V. L.—Exactamente. Además de eso, con lo que estoy totalmente de acuerdo, además de esa falta de análisis crítico riguroso, no hay claridad acerca de cómo organizarnos como sociedad, porque todos los días hay un ataque distinto. Mi esperanza está puesta en las organizaciones civiles que hacen frente a estas situaciones. Creo en la necesidad, en algunos momentos de la historia más que en otros, de hacerse notar, de hacer frente en la calle, tomar las calles, pero eso no deja de ser una forma limitada de luchar por el cambio. Si no va acompañado de una organización y entrega cotidiana a las necesidades reales de tu comunidad en la vida diaria, la protesta callejera no tiene consecuencias duraderas.
J. P.—Pude que algo así haya ocurrido en España con el movimiento 15M y sus ecos en otros países europeos. Faltó esa cohesión interna que avanzara hacia una organización eficaz de trabajo concreto y real en el día a día que marcara objetivos a largo plazo…
V.L.—Sí, exactamente.
J. P.—En uno de los pasajes del libro, comentas: “Me imagino que en la mente de muchos de los niños que emigran, el mundo es un lugar donde no se vive en realidad con nadie”. ¿Qué puede compartir un niño protegido por su entorno afectivo y por la sociedad de consumo con un niño migrante que llega a esa conclusión, aunque no sepa formularla?
V. L.— Bueno, la educación pública en Estados Unidos me parece tercermundista, por utilizar un término que ellos utilizan con frecuencia para referirse a los demás. No es para nada un sistema equitativo. En sus primeros años de escolarización, mi hija acudía a un colegio en el que había una mayoría de alumnos procedentes de familias con bajos recursos, afroamericanas y, sobre todo, con padres indocumentados. Cincuenta calles más abajo, están los colegios a los que acuden niños blancos con todas las comodidades. Unos y otros tendrían algo que compartir si se mezclaran más, pero eso no es posible, desafortunadamente ocurre muy poco debido a la propia distribución en distritos de la ciudad. Solamente tienes derecho a ir a la escuela de tu distrito. La propia distribución de la ciudad de Nueva York segrega racial y económicamente.
J. P.—Debido a lo peligroso que resulta ese viaje en tren al que aludíamos al principio, se están empezando a buscar nuevas alternativas por mar. Los migrantes viajan en compañía de los llamados «coyotes» en balsas. Ya conocemos la situación en el Mediterráneo, ese gran «cementerio marino» en que por desgracia se está convirtiendo. ¿Crees que puede ocurrir algo similar durante los próximos años en el Pacífico?

※

_Ejercicios_
• a. En la entrevista sobre migración, ¿con qué término califica V. L. la educación pública en Estados Unidos?
• b. Retoma la entrevista sobre migración a partir del punto en que termina.

※

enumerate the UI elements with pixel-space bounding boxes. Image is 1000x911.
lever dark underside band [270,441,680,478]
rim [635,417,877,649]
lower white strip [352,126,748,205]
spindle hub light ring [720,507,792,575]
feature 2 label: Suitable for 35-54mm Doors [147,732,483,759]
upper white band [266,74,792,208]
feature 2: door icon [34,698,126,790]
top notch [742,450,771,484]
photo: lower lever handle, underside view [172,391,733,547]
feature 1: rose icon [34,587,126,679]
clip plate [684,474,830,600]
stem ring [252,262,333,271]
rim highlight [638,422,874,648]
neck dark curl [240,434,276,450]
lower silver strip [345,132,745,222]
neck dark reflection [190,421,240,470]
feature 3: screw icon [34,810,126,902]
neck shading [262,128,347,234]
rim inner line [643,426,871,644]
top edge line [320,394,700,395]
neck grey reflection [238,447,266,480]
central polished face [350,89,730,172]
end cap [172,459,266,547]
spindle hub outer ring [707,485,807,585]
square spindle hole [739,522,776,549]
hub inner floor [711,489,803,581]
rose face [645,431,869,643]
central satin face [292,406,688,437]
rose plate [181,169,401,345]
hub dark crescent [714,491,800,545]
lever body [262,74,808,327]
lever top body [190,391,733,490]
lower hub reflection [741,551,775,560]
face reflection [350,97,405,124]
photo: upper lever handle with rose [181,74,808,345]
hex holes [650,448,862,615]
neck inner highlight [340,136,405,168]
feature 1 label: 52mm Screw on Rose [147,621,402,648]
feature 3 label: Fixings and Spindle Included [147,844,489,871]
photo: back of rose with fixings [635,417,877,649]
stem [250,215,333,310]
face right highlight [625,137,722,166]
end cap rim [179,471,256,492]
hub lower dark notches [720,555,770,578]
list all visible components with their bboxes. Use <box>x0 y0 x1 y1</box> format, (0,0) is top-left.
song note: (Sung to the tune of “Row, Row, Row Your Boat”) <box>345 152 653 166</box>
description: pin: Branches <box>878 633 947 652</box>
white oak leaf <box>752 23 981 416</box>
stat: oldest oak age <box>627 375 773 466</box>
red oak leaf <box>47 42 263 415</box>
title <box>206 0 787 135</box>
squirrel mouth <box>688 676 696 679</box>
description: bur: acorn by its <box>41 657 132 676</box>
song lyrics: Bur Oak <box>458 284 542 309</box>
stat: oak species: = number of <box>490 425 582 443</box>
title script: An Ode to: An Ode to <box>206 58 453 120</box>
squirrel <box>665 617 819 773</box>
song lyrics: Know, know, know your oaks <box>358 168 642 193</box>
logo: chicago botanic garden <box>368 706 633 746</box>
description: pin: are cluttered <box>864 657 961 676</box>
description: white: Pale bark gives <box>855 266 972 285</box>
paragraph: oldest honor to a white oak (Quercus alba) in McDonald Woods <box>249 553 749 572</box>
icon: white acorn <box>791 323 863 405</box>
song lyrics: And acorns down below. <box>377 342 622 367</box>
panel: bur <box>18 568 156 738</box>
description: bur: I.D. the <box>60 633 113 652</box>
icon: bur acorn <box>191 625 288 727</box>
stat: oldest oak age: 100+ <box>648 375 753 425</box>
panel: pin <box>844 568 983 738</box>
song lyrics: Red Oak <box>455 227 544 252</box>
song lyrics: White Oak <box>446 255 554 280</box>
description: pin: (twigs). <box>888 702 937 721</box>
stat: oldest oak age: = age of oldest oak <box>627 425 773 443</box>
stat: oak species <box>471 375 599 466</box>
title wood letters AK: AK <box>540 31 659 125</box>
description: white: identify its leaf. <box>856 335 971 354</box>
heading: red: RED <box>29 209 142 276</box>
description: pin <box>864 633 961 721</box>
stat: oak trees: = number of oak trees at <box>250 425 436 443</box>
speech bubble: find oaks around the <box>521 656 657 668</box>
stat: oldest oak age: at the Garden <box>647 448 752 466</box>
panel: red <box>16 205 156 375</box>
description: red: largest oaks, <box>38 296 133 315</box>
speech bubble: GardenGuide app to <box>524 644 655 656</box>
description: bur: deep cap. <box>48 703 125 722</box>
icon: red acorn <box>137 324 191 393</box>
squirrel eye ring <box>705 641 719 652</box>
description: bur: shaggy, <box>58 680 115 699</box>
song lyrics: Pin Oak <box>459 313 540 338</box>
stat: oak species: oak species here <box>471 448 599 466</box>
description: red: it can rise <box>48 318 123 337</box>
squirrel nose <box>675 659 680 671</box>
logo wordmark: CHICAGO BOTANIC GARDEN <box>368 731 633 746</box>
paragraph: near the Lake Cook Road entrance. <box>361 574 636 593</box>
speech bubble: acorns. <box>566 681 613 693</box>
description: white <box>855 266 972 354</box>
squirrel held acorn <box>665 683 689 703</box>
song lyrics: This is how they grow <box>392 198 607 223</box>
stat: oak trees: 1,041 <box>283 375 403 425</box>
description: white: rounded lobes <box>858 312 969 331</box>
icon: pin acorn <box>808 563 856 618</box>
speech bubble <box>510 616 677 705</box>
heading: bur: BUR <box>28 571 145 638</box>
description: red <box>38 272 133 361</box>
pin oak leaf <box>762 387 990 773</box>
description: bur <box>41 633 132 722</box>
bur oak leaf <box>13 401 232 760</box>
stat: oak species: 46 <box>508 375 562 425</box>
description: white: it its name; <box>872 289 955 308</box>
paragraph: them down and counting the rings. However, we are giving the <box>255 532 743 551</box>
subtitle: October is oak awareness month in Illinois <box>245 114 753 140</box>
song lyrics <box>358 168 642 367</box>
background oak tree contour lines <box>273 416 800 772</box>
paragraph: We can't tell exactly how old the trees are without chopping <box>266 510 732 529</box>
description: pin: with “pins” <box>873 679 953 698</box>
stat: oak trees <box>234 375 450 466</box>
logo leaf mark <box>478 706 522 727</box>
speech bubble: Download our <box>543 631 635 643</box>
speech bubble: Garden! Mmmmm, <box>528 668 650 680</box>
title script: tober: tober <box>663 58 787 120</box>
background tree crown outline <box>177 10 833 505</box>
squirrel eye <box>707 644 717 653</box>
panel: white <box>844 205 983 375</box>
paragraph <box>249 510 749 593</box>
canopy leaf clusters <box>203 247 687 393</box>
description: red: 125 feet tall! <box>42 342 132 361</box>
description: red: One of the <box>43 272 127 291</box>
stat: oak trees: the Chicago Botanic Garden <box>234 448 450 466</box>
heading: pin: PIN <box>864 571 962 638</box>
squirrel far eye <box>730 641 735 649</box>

※

_Problemas resueltos_
• a. La califica de tercermundista.

• b.
V. L.—No sé, pero temo que eso suceda, sí. La gente no va a parar. Igualmente sucedería si se llegara a construir el gran muro de Trump. Si se construye un muro, se utiliza una escalera. Si se da la situación de una militarización extrema en las fronteras, se buscarán otras alternativas, hay túneles que cruzan la frontera entre México y EEUU. Si por tierra no llega a ser factible de ningún modo, entonces se marcharán en barco hasta las costas de California o de Florida. Un muro se salta o se rodea. Además, en mi opinión, el asunto del muro no es más que una estrategia mediática de Trump para desviar la atención pública cuando le atacan por el tema de los impuestos. Cada vez que salen los impuestos, sale el muro.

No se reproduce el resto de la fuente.